→ The problem
Restate every line of the material, word for word.

→ Entries supplied

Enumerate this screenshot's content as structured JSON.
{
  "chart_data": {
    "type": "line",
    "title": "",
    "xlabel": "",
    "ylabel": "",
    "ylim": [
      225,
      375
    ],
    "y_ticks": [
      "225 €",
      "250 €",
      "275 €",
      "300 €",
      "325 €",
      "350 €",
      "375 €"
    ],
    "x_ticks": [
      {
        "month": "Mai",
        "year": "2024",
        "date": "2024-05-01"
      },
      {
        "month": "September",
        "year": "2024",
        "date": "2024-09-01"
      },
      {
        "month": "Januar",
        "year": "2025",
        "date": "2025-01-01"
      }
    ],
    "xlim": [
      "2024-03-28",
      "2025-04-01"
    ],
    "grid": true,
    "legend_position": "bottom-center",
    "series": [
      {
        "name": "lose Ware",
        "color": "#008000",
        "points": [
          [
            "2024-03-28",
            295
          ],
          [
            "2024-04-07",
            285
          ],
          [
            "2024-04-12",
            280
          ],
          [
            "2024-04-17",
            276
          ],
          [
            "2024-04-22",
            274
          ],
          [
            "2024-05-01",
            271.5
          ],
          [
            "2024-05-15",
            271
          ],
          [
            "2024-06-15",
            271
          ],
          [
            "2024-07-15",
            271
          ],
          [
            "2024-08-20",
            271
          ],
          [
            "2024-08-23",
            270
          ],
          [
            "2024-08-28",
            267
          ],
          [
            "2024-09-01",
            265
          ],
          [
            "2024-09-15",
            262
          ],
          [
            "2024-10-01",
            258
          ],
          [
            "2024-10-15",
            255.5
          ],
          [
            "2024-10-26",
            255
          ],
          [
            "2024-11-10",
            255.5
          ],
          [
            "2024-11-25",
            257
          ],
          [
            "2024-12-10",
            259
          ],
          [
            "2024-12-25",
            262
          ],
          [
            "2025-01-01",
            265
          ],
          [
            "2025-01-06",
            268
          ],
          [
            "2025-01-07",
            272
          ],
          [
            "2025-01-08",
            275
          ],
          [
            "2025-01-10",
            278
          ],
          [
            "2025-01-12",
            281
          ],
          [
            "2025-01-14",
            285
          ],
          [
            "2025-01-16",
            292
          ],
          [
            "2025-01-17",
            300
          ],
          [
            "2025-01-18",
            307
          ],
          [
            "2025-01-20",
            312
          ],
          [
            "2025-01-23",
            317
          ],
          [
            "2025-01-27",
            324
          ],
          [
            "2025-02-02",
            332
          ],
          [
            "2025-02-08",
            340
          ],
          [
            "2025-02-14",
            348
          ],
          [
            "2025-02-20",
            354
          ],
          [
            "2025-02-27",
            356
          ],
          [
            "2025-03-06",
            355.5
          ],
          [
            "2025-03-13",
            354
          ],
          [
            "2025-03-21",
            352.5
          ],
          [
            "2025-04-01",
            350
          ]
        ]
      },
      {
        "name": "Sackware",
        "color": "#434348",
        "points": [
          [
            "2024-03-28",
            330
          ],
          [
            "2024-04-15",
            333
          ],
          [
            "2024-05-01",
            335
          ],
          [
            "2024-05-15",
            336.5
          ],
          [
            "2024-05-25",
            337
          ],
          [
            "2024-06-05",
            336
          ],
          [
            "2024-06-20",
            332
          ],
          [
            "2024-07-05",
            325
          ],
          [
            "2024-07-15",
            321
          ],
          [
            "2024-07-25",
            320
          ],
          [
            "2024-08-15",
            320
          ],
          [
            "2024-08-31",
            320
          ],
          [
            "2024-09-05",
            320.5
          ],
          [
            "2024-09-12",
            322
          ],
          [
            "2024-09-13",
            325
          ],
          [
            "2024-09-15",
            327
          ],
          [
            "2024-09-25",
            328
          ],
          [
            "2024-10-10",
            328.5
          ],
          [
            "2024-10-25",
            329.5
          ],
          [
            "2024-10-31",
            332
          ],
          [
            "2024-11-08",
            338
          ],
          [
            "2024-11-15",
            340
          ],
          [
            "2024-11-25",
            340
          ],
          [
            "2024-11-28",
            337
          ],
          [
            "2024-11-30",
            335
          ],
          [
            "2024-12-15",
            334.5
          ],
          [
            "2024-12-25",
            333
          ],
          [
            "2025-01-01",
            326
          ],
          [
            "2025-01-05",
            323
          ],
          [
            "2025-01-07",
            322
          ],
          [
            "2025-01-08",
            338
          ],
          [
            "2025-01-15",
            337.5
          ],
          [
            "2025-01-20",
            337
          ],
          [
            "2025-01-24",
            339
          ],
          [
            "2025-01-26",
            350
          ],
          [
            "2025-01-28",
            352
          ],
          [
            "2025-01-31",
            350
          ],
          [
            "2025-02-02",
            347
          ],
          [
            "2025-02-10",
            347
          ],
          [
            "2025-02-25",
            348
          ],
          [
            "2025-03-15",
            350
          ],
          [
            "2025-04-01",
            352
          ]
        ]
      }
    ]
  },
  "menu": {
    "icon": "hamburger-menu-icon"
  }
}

→ Solution
Enumerate this screenshot's content as structured JSON.
{
  "chart_data": {
    "type": "line",
    "title": "",
    "xlabel": "",
    "ylabel": "",
    "ylim": [
      225,
      375
    ],
    "y_ticks": [
      "225 €",
      "250 €",
      "275 €",
      "300 €",
      "325 €",
      "350 €",
      "375 €"
    ],
    "x_ticks": [
      {
        "month": "Mai",
        "year": "2024",
        "date": "2024-05-01"
      },
      {
        "month": "September",
        "year": "2024",
        "date": "2024-09-01"
      },
      {
        "month": "Januar",
        "year": "2025",
        "date": "2025-01-01"
      }
    ],
    "xlim": [
      "2024-03-28",
      "2025-04-01"
    ],
    "grid": true,
    "legend_position": "bottom-center",
    "series": [
      {
        "name": "lose Ware",
        "color": "#008000",
        "points": [
          [
            "2024-03-28",
            295
          ],
          [
            "2024-04-07",
            285
          ],
          [
            "2024-04-12",
            280
          ],
          [
            "2024-04-17",
            276
          ],
          [
            "2024-04-22",
            274
          ],
          [
            "2024-05-01",
            271.5
          ],
          [
            "2024-05-15",
            271
          ],
          [
            "2024-06-15",
            271
          ],
          [
            "2024-07-15",
            271
          ],
          [
            "2024-08-20",
            271
          ],
          [
            "2024-08-23",
            270
          ],
          [
            "2024-08-28",
            267
          ],
          [
            "2024-09-01",
            265
          ],
          [
            "2024-09-15",
            262
          ],
          [
            "2024-10-01",
            258
          ],
          [
            "2024-10-15",
            255.5
          ],
          [
            "2024-10-26",
            255
          ],
          [
            "2024-11-10",
            255.5
          ],
          [
            "2024-11-25",
            257
          ],
          [
            "2024-12-10",
            259
          ],
          [
            "2024-12-25",
            262
          ],
          [
            "2025-01-01",
            265
          ],
          [
            "2025-01-06",
            268
          ],
          [
            "2025-01-07",
            272
          ],
          [
            "2025-01-08",
            275
          ],
          [
            "2025-01-10",
            278
          ],
          [
            "2025-01-12",
            281
          ],
          [
            "2025-01-14",
            285
          ],
          [
            "2025-01-16",
            292
          ],
          [
            "2025-01-17",
            300
          ],
          [
            "2025-01-18",
            307
          ],
          [
            "2025-01-20",
            312
          ],
          [
            "2025-01-23",
            317
          ],
          [
            "2025-01-27",
            324
          ],
          [
            "2025-02-02",
            332
          ],
          [
            "2025-02-08",
            340
          ],
          [
            "2025-02-14",
            348
          ],
          [
            "2025-02-20",
            354
          ],
          [
            "2025-02-27",
            356
          ],
          [
            "2025-03-06",
            355.5
          ],
          [
            "2025-03-13",
            354
          ],
          [
            "2025-03-21",
            352.5
          ],
          [
            "2025-04-01",
            350
          ]
        ]
      },
      {
        "name": "Sackware",
        "color": "#434348",
        "points": [
          [
            "2024-03-28",
            330
          ],
          [
            "2024-04-15",
            333
          ],
          [
            "2024-05-01",
            335
          ],
          [
            "2024-05-15",
            336.5
          ],
          [
            "2024-05-25",
            337
          ],
          [
            "2024-06-05",
            336
          ],
          [
            "2024-06-20",
            332
          ],
          [
            "2024-07-05",
            325
          ],
          [
            "2024-07-15",
            321
          ],
          [
            "2024-07-25",
            320
          ],
          [
            "2024-08-15",
            320
          ],
          [
            "2024-08-31",
            320
          ],
          [
            "2024-09-05",
            320.5
          ],
          [
            "2024-09-12",
            322
          ],
          [
            "2024-09-13",
            325
          ],
          [
            "2024-09-15",
            327
          ],
          [
            "2024-09-25",
            328
          ],
          [
            "2024-10-10",
            328.5
          ],
          [
            "2024-10-25",
            329.5
          ],
          [
            "2024-10-31",
            332
          ],
          [
            "2024-11-08",
            338
          ],
          [
            "2024-11-15",
            340
          ],
          [
            "2024-11-25",
            340
          ],
          [
            "2024-11-28",
            337
          ],
          [
            "2024-11-30",
            335
          ],
          [
            "2024-12-15",
            334.5
          ],
          [
            "2024-12-25",
            333
          ],
          [
            "2025-01-01",
            326
          ],
          [
            "2025-01-05",
            323
          ],
          [
            "2025-01-07",
            322
          ],
          [
            "2025-01-08",
            338
          ],
          [
            "2025-01-15",
            337.5
          ],
          [
            "2025-01-20",
            337
          ],
          [
            "2025-01-24",
            339
          ],
          [
            "2025-01-26",
            350
          ],
          [
            "2025-01-28",
            352
          ],
          [
            "2025-01-31",
            350
          ],
          [
            "2025-02-02",
            347
          ],
          [
            "2025-02-10",
            347
          ],
          [
            "2025-02-25",
            348
          ],
          [
            "2025-03-15",
            350
          ],
          [
            "2025-04-01",
            352
          ]
        ]
      }
    ]
  },
  "menu": {
    "icon": "hamburger-menu-icon"
  }
}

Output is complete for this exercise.